◆ **To do**:
Go through the entries below and print each one exactly, leaving out pictures.

##### Data shown #####

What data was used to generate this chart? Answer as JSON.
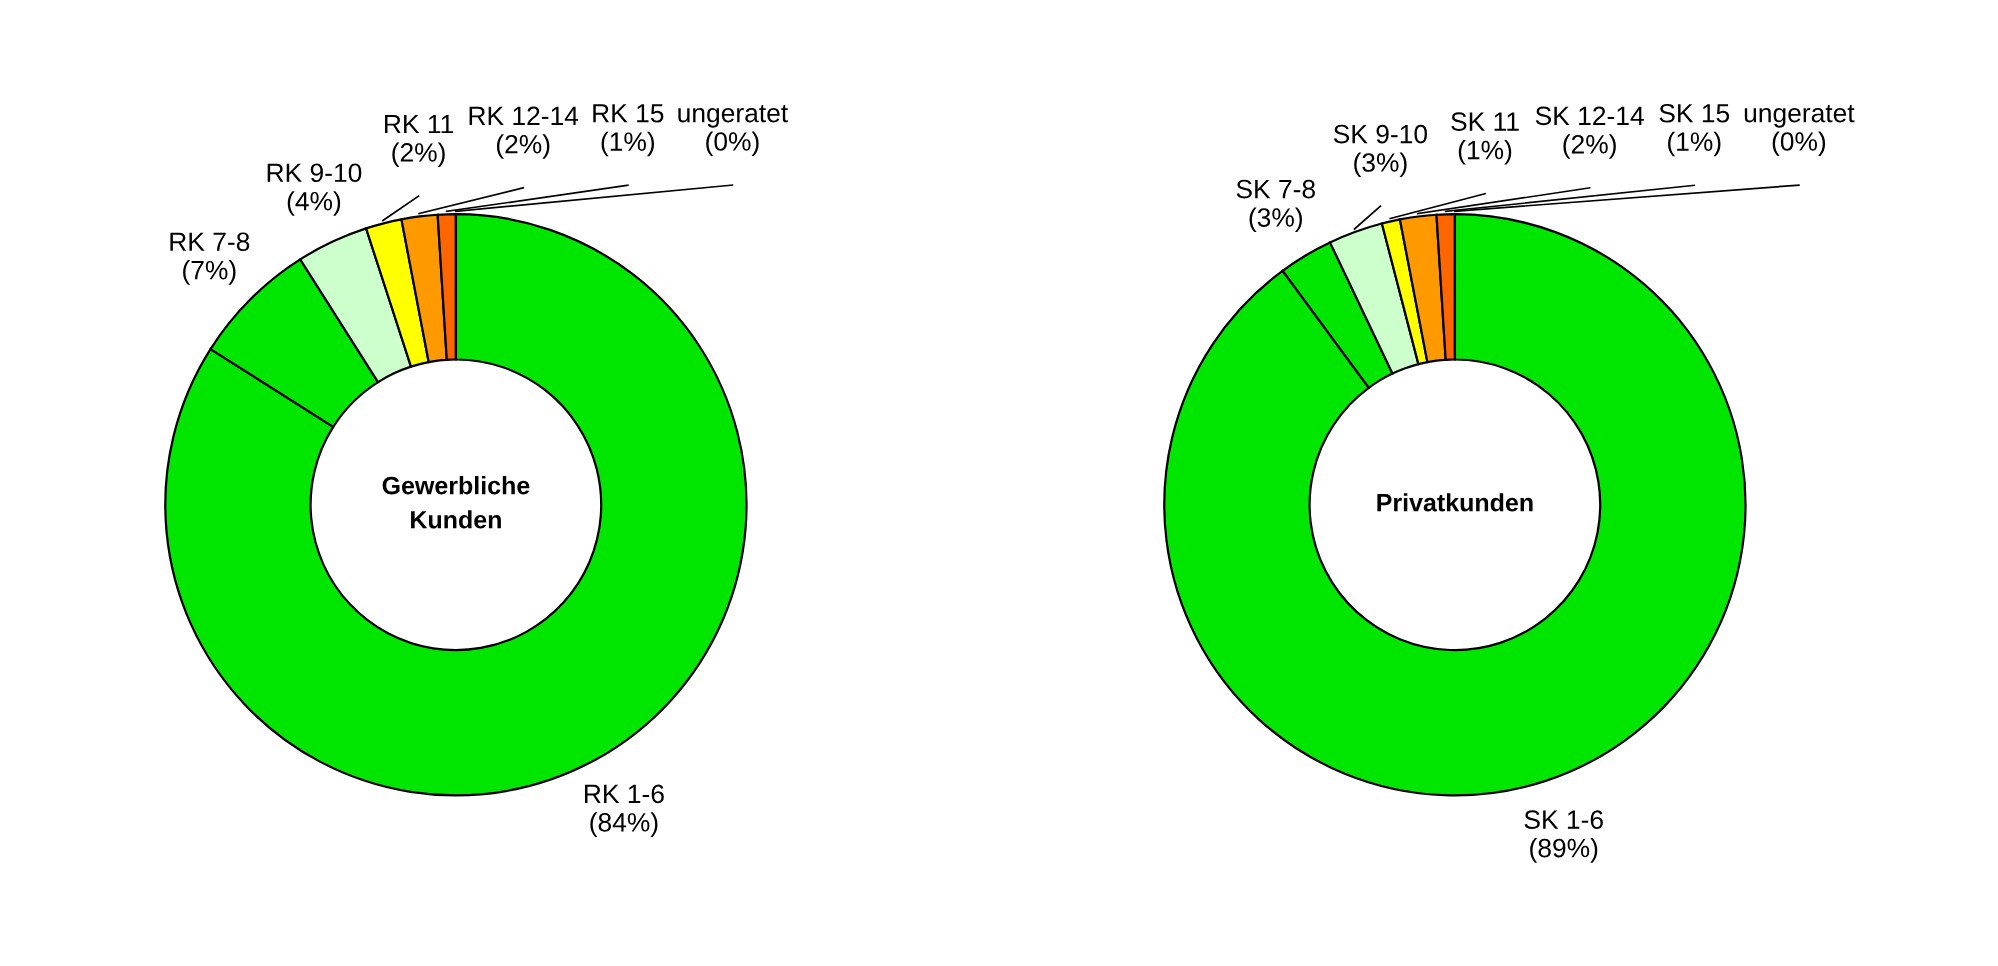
{
  "chart_data": [
    {
      "type": "donut",
      "title": "Gewerbliche\nKunden",
      "categories": [
        "RK 1-6",
        "RK 7-8",
        "RK 9-10",
        "RK 11",
        "RK 12-14",
        "RK 15",
        "ungeratet"
      ],
      "values": [
        84,
        7,
        4,
        2,
        2,
        1,
        0
      ],
      "value_labels": [
        "(84%)",
        "(7%)",
        "(4%)",
        "(2%)",
        "(2%)",
        "(1%)",
        "(0%)"
      ],
      "colors": [
        "#00e600",
        "#00e600",
        "#ccffcc",
        "#ffff00",
        "#ff9900",
        "#ff6600",
        "#cc0000"
      ]
    },
    {
      "type": "donut",
      "title": "Privatkunden",
      "categories": [
        "SK 1-6",
        "SK 7-8",
        "SK 9-10",
        "SK 11",
        "SK 12-14",
        "SK 15",
        "ungeratet"
      ],
      "values": [
        89,
        3,
        3,
        1,
        2,
        1,
        0
      ],
      "value_labels": [
        "(89%)",
        "(3%)",
        "(3%)",
        "(1%)",
        "(2%)",
        "(1%)",
        "(0%)"
      ],
      "colors": [
        "#00e600",
        "#00e600",
        "#ccffcc",
        "#ffff00",
        "#ff9900",
        "#ff6600",
        "#cc0000"
      ]
    }
  ]
}
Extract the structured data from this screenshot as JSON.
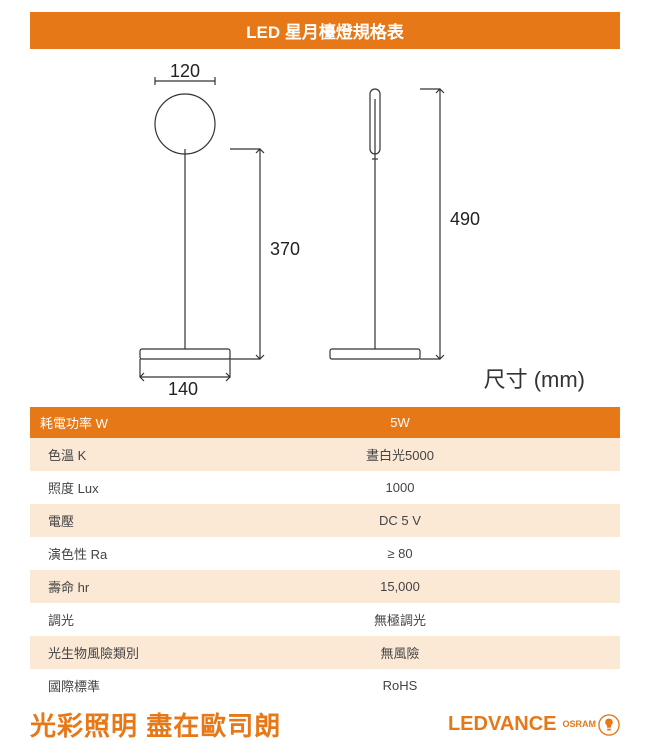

#####

◆ **Answer in full**:
What data was used to generate this chart? Answer as JSON.
{
  "chart_data": [
    {
      "type": "donut",
      "title": "Gewerbliche\nKunden",
      "categories": [
        "RK 1-6",
        "RK 7-8",
        "RK 9-10",
        "RK 11",
        "RK 12-14",
        "RK 15",
        "ungeratet"
      ],
      "values": [
        84,
        7,
        4,
        2,
        2,
        1,
        0
      ],
      "value_labels": [
        "(84%)",
        "(7%)",
        "(4%)",
        "(2%)",
        "(2%)",
        "(1%)",
        "(0%)"
      ],
      "colors": [
        "#00e600",
        "#00e600",
        "#ccffcc",
        "#ffff00",
        "#ff9900",
        "#ff6600",
        "#cc0000"
      ]
    },
    {
      "type": "donut",
      "title": "Privatkunden",
      "categories": [
        "SK 1-6",
        "SK 7-8",
        "SK 9-10",
        "SK 11",
        "SK 12-14",
        "SK 15",
        "ungeratet"
      ],
      "values": [
        89,
        3,
        3,
        1,
        2,
        1,
        0
      ],
      "value_labels": [
        "(89%)",
        "(3%)",
        "(3%)",
        "(1%)",
        "(2%)",
        "(1%)",
        "(0%)"
      ],
      "colors": [
        "#00e600",
        "#00e600",
        "#ccffcc",
        "#ffff00",
        "#ff9900",
        "#ff6600",
        "#cc0000"
      ]
    }
  ]
}
Extract the structured data from this screenshot as JSON.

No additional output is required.